What to produce:
What do the lines from the one containing "Give me a plain-text" through the end of the entries say? Quote them exactly, and only them.

Dataset entries
═══
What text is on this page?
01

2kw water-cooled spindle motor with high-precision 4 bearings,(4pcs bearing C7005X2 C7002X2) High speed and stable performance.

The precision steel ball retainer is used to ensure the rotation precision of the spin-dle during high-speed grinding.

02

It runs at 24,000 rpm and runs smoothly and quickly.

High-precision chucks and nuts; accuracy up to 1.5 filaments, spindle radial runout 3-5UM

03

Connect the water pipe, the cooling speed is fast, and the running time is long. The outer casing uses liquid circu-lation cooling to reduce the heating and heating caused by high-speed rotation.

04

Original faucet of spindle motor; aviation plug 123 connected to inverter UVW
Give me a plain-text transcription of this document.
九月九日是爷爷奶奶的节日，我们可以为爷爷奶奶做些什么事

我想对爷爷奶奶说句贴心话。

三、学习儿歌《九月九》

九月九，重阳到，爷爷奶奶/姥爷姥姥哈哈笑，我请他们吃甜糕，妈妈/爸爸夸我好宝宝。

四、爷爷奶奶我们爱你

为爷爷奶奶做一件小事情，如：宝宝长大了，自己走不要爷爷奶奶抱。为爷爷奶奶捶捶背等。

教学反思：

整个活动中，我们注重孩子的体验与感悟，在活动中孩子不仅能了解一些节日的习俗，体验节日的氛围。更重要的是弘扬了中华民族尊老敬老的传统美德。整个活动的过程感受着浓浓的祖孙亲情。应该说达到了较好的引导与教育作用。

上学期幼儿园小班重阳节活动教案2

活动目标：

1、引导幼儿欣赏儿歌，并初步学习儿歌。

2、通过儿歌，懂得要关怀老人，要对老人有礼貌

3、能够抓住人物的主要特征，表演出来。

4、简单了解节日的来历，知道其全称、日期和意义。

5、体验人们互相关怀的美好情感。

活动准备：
═══
Finished answer:
Give me a plain-text transcription of this document.
九月九日是爷爷奶奶的节日，我们可以为爷爷奶奶做些什么事

我想对爷爷奶奶说句贴心话。

三、学习儿歌《九月九》

九月九，重阳到，爷爷奶奶/姥爷姥姥哈哈笑，我请他们吃甜糕，妈妈/爸爸夸我好宝宝。

四、爷爷奶奶我们爱你

为爷爷奶奶做一件小事情，如：宝宝长大了，自己走不要爷爷奶奶抱。为爷爷奶奶捶捶背等。

教学反思：

整个活动中，我们注重孩子的体验与感悟，在活动中孩子不仅能了解一些节日的习俗，体验节日的氛围。更重要的是弘扬了中华民族尊老敬老的传统美德。整个活动的过程感受着浓浓的祖孙亲情。应该说达到了较好的引导与教育作用。

上学期幼儿园小班重阳节活动教案2

活动目标：

1、引导幼儿欣赏儿歌，并初步学习儿歌。

2、通过儿歌，懂得要关怀老人，要对老人有礼貌

3、能够抓住人物的主要特征，表演出来。

4、简单了解节日的来历，知道其全称、日期和意义。

5、体验人们互相关怀的美好情感。

活动准备：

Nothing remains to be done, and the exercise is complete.